◆ PROBLEM DESCRIPTION ◆
The reply should contain all the data below, repeated exactly, and none of the images.

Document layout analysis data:
Segment Open

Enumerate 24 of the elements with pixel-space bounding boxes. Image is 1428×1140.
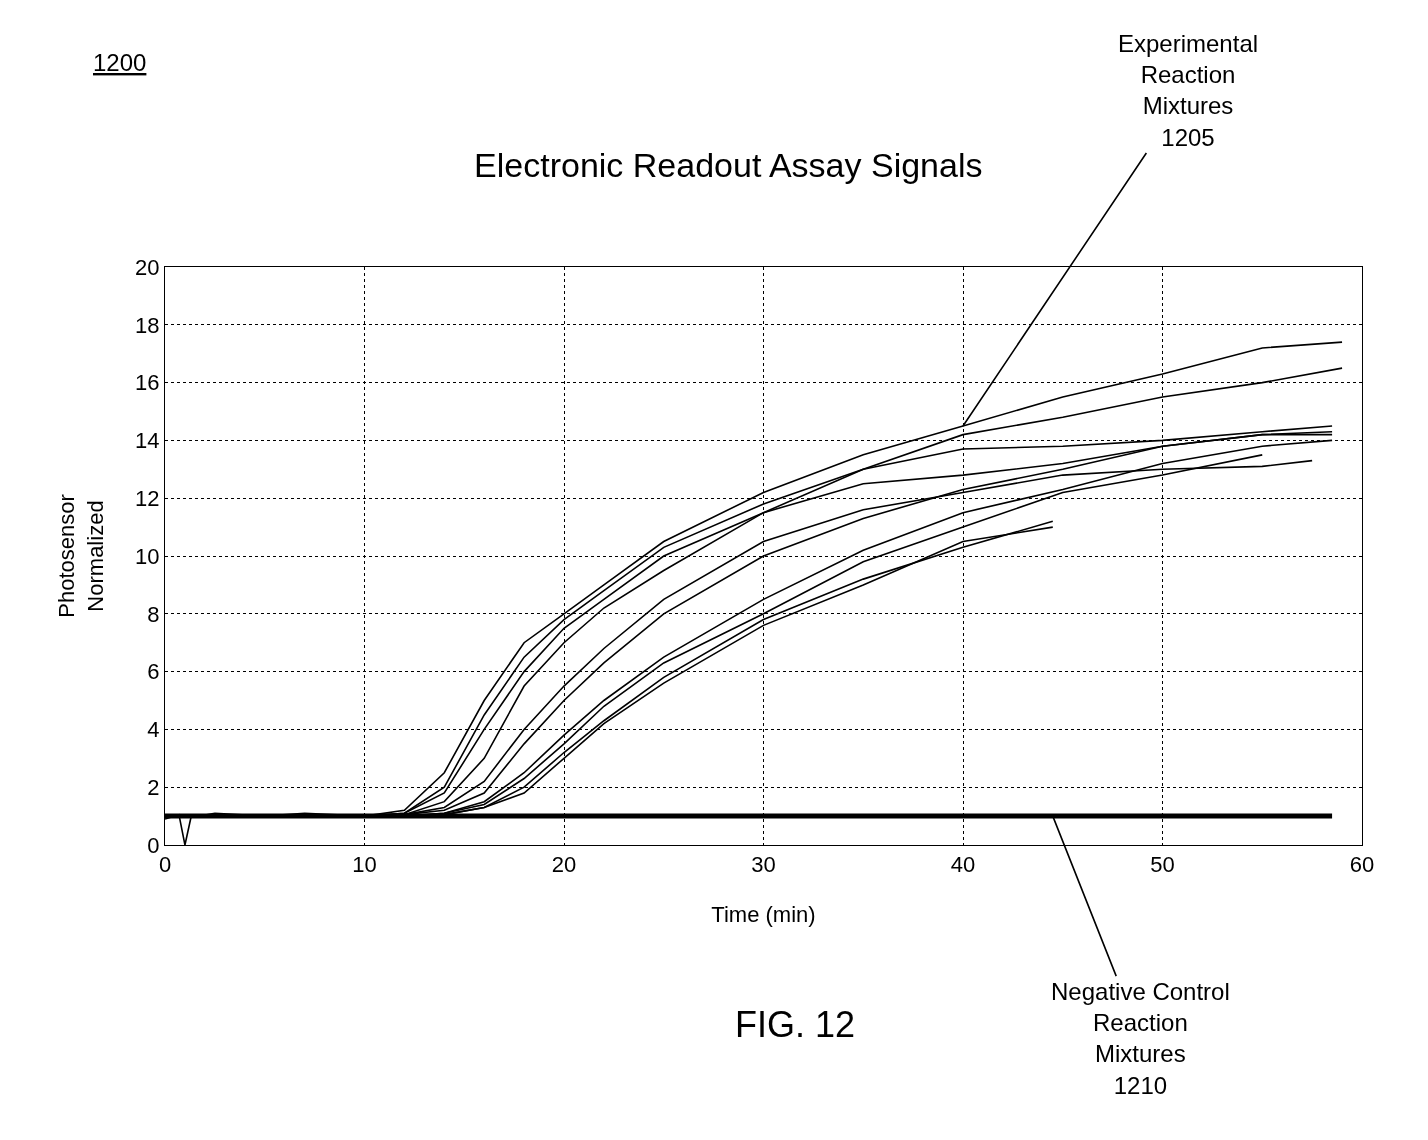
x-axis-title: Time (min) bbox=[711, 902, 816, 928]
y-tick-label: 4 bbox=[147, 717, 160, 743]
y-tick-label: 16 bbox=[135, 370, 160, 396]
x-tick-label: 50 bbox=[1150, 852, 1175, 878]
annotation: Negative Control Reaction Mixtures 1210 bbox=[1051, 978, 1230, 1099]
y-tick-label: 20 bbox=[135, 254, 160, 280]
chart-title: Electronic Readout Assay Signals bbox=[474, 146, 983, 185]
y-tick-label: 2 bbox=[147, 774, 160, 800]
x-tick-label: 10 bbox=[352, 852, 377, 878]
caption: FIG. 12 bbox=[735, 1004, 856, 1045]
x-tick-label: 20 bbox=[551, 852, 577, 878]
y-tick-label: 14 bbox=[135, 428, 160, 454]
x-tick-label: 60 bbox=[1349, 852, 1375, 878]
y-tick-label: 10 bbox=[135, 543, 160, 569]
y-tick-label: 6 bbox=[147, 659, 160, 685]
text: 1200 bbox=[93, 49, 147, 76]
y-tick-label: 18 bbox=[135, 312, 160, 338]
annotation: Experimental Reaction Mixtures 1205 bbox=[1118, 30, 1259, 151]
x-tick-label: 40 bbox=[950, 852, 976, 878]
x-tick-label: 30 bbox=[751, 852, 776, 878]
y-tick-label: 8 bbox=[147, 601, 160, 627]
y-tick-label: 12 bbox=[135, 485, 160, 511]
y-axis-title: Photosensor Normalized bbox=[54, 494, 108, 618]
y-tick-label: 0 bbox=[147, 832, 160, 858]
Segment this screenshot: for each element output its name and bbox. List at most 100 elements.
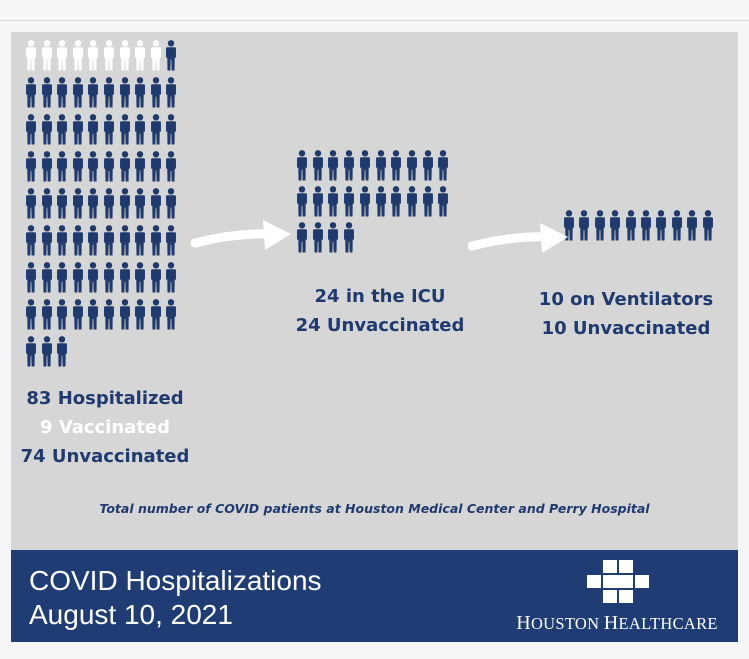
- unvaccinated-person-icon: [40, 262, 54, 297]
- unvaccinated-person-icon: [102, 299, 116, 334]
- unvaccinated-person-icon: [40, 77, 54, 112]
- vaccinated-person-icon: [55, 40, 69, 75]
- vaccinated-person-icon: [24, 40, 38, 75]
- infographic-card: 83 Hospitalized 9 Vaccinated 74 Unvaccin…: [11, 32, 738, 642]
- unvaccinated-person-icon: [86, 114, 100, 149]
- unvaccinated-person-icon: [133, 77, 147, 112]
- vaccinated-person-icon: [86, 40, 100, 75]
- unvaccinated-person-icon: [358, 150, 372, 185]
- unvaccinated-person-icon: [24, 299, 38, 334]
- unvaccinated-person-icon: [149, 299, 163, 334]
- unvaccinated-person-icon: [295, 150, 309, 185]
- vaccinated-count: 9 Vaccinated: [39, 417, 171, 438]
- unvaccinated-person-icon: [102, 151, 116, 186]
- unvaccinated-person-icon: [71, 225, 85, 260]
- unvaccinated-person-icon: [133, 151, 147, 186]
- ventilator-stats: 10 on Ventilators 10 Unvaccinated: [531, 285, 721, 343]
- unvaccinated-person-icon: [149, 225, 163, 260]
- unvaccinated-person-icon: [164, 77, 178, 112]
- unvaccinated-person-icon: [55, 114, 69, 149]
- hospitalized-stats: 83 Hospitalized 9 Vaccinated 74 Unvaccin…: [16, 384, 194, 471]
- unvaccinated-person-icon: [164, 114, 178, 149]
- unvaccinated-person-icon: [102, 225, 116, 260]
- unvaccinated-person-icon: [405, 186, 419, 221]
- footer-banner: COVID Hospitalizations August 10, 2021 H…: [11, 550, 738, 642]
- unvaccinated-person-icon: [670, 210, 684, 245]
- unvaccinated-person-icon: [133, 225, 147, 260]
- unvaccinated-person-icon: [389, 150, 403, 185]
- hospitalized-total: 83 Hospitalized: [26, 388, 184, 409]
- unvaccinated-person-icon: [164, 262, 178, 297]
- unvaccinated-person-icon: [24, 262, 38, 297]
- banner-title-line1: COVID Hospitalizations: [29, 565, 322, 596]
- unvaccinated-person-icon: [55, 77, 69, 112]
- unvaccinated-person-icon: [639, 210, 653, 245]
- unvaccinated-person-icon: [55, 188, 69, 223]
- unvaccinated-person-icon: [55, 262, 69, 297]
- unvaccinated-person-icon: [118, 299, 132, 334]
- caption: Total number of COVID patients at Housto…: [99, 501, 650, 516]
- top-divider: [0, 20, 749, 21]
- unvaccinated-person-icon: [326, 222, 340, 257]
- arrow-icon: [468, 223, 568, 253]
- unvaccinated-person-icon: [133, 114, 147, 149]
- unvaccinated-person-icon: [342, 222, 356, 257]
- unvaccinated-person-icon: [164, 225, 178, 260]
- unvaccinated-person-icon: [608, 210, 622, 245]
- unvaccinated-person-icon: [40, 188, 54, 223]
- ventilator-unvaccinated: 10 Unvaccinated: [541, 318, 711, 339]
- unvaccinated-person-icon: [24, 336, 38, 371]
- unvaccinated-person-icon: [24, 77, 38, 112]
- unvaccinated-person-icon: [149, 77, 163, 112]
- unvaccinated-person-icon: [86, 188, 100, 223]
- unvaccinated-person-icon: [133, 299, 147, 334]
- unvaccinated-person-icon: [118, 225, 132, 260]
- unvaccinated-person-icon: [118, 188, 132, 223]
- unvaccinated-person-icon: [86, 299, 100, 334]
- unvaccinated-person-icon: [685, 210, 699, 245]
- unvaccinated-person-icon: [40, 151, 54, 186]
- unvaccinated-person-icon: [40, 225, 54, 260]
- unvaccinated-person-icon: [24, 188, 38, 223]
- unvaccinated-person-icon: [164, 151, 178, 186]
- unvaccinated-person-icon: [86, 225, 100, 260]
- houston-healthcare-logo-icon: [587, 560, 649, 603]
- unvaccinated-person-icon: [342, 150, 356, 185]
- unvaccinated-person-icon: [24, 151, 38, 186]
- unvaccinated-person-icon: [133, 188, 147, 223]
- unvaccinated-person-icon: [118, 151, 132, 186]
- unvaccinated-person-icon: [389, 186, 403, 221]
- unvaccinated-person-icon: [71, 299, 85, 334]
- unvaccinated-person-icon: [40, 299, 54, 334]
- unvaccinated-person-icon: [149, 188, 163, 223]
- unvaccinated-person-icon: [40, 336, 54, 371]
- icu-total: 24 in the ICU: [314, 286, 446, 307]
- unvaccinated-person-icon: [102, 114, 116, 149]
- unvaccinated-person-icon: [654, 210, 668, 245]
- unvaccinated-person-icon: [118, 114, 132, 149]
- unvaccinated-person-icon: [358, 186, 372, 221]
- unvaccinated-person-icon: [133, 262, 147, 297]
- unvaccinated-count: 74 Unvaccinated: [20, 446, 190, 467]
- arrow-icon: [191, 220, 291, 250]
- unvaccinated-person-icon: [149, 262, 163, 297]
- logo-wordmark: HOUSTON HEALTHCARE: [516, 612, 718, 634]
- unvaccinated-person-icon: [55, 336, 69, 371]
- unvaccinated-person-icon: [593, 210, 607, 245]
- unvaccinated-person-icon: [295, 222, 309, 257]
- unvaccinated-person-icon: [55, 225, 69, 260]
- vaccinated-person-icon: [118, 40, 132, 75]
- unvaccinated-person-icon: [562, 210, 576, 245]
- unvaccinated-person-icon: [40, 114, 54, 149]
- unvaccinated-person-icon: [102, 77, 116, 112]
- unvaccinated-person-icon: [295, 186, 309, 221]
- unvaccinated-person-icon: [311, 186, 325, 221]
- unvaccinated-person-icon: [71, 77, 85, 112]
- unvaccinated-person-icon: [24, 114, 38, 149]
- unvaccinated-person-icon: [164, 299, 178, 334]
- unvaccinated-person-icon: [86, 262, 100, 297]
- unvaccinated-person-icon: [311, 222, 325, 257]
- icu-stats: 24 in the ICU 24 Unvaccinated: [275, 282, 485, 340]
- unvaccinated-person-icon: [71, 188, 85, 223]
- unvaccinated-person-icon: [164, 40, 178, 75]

Segment Closed

◆ YOUR RESPONSE ◆
Enumerate 24 of the elements with pixel-space bounding boxes. Image is 1428×1140.
x-axis-title: Time (min) bbox=[711, 902, 816, 928]
y-tick-label: 4 bbox=[147, 717, 160, 743]
y-tick-label: 16 bbox=[135, 370, 160, 396]
x-tick-label: 50 bbox=[1150, 852, 1175, 878]
annotation: Negative Control Reaction Mixtures 1210 bbox=[1051, 978, 1230, 1099]
y-tick-label: 20 bbox=[135, 254, 160, 280]
chart-title: Electronic Readout Assay Signals bbox=[474, 146, 983, 185]
y-tick-label: 2 bbox=[147, 774, 160, 800]
x-tick-label: 10 bbox=[352, 852, 377, 878]
caption: FIG. 12 bbox=[735, 1004, 856, 1045]
x-tick-label: 20 bbox=[551, 852, 577, 878]
y-tick-label: 14 bbox=[135, 428, 160, 454]
x-tick-label: 60 bbox=[1349, 852, 1375, 878]
y-tick-label: 10 bbox=[135, 543, 160, 569]
y-tick-label: 6 bbox=[147, 659, 160, 685]
text: 1200 bbox=[93, 49, 147, 76]
y-tick-label: 18 bbox=[135, 312, 160, 338]
annotation: Experimental Reaction Mixtures 1205 bbox=[1118, 30, 1259, 151]
x-tick-label: 40 bbox=[950, 852, 976, 878]
x-tick-label: 30 bbox=[751, 852, 776, 878]
y-tick-label: 8 bbox=[147, 601, 160, 627]
y-tick-label: 12 bbox=[135, 485, 160, 511]
y-axis-title: Photosensor Normalized bbox=[54, 494, 108, 618]
y-tick-label: 0 bbox=[147, 832, 160, 858]
Segment this screenshot: for each element output its name and bbox. List at most 100 elements.
- unvaccinated-person-icon: [40, 262, 54, 297]
- unvaccinated-person-icon: [102, 299, 116, 334]
- unvaccinated-person-icon: [40, 77, 54, 112]
- vaccinated-person-icon: [55, 40, 69, 75]
- vaccinated-person-icon: [24, 40, 38, 75]
- infographic-card: 83 Hospitalized 9 Vaccinated 74 Unvaccin…: [11, 32, 738, 642]
- unvaccinated-person-icon: [86, 114, 100, 149]
- unvaccinated-person-icon: [133, 77, 147, 112]
- vaccinated-person-icon: [86, 40, 100, 75]
- unvaccinated-person-icon: [358, 150, 372, 185]
- unvaccinated-person-icon: [24, 299, 38, 334]
- unvaccinated-person-icon: [149, 299, 163, 334]
- unvaccinated-person-icon: [295, 150, 309, 185]
- vaccinated-count: 9 Vaccinated: [39, 417, 171, 438]
- unvaccinated-person-icon: [102, 151, 116, 186]
- unvaccinated-person-icon: [71, 225, 85, 260]
- unvaccinated-person-icon: [133, 151, 147, 186]
- ventilator-stats: 10 on Ventilators 10 Unvaccinated: [531, 285, 721, 343]
- unvaccinated-person-icon: [149, 225, 163, 260]
- unvaccinated-person-icon: [164, 77, 178, 112]
- unvaccinated-person-icon: [55, 114, 69, 149]
- hospitalized-stats: 83 Hospitalized 9 Vaccinated 74 Unvaccin…: [16, 384, 194, 471]
- unvaccinated-person-icon: [164, 114, 178, 149]
- unvaccinated-person-icon: [102, 225, 116, 260]
- unvaccinated-person-icon: [405, 186, 419, 221]
- footer-banner: COVID Hospitalizations August 10, 2021 H…: [11, 550, 738, 642]
- unvaccinated-person-icon: [670, 210, 684, 245]
- unvaccinated-person-icon: [133, 225, 147, 260]
- unvaccinated-person-icon: [389, 150, 403, 185]
- hospitalized-total: 83 Hospitalized: [26, 388, 184, 409]
- unvaccinated-person-icon: [164, 262, 178, 297]
- unvaccinated-person-icon: [24, 262, 38, 297]
- banner-title-line1: COVID Hospitalizations: [29, 565, 322, 596]
- unvaccinated-person-icon: [55, 77, 69, 112]
- unvaccinated-person-icon: [639, 210, 653, 245]
- unvaccinated-person-icon: [55, 188, 69, 223]
- unvaccinated-person-icon: [55, 262, 69, 297]
- unvaccinated-person-icon: [118, 299, 132, 334]
- caption: Total number of COVID patients at Housto…: [99, 501, 650, 516]
- top-divider: [0, 20, 749, 21]
- unvaccinated-person-icon: [326, 222, 340, 257]
- arrow-icon: [468, 223, 568, 253]
- unvaccinated-person-icon: [133, 114, 147, 149]
- unvaccinated-person-icon: [342, 222, 356, 257]
- unvaccinated-person-icon: [164, 225, 178, 260]
- unvaccinated-person-icon: [608, 210, 622, 245]
- unvaccinated-person-icon: [40, 188, 54, 223]
- ventilator-unvaccinated: 10 Unvaccinated: [541, 318, 711, 339]
- unvaccinated-person-icon: [24, 336, 38, 371]
- unvaccinated-person-icon: [24, 77, 38, 112]
- unvaccinated-person-icon: [149, 77, 163, 112]
- unvaccinated-person-icon: [86, 188, 100, 223]
- unvaccinated-person-icon: [133, 299, 147, 334]
- unvaccinated-person-icon: [118, 225, 132, 260]
- unvaccinated-person-icon: [118, 188, 132, 223]
- unvaccinated-person-icon: [86, 299, 100, 334]
- unvaccinated-person-icon: [685, 210, 699, 245]
- unvaccinated-person-icon: [40, 151, 54, 186]
- unvaccinated-person-icon: [40, 225, 54, 260]
- unvaccinated-person-icon: [24, 188, 38, 223]
- unvaccinated-person-icon: [164, 151, 178, 186]
- unvaccinated-person-icon: [86, 225, 100, 260]
- houston-healthcare-logo-icon: [587, 560, 649, 603]
- unvaccinated-person-icon: [342, 150, 356, 185]
- unvaccinated-person-icon: [24, 151, 38, 186]
- unvaccinated-person-icon: [133, 188, 147, 223]
- unvaccinated-person-icon: [118, 151, 132, 186]
- unvaccinated-person-icon: [389, 186, 403, 221]
- unvaccinated-person-icon: [71, 299, 85, 334]
- unvaccinated-person-icon: [40, 299, 54, 334]
- unvaccinated-person-icon: [149, 188, 163, 223]
- unvaccinated-person-icon: [40, 336, 54, 371]
- icu-total: 24 in the ICU: [314, 286, 446, 307]
- unvaccinated-person-icon: [102, 114, 116, 149]
- unvaccinated-person-icon: [654, 210, 668, 245]
- unvaccinated-person-icon: [118, 114, 132, 149]
- unvaccinated-person-icon: [358, 186, 372, 221]
- unvaccinated-person-icon: [133, 262, 147, 297]
- unvaccinated-count: 74 Unvaccinated: [20, 446, 190, 467]
- arrow-icon: [191, 220, 291, 250]
- unvaccinated-person-icon: [149, 262, 163, 297]
- logo-wordmark: HOUSTON HEALTHCARE: [516, 612, 718, 634]
- unvaccinated-person-icon: [55, 336, 69, 371]
- unvaccinated-person-icon: [593, 210, 607, 245]
- unvaccinated-person-icon: [295, 222, 309, 257]
- unvaccinated-person-icon: [55, 225, 69, 260]
- vaccinated-person-icon: [118, 40, 132, 75]
- unvaccinated-person-icon: [562, 210, 576, 245]
- unvaccinated-person-icon: [40, 114, 54, 149]
- unvaccinated-person-icon: [102, 77, 116, 112]
- unvaccinated-person-icon: [295, 186, 309, 221]
- unvaccinated-person-icon: [311, 186, 325, 221]
- unvaccinated-person-icon: [71, 77, 85, 112]
- unvaccinated-person-icon: [24, 114, 38, 149]
- unvaccinated-person-icon: [164, 299, 178, 334]
- unvaccinated-person-icon: [86, 262, 100, 297]
- unvaccinated-person-icon: [311, 222, 325, 257]
- icu-stats: 24 in the ICU 24 Unvaccinated: [275, 282, 485, 340]
- unvaccinated-person-icon: [71, 188, 85, 223]
- unvaccinated-person-icon: [164, 40, 178, 75]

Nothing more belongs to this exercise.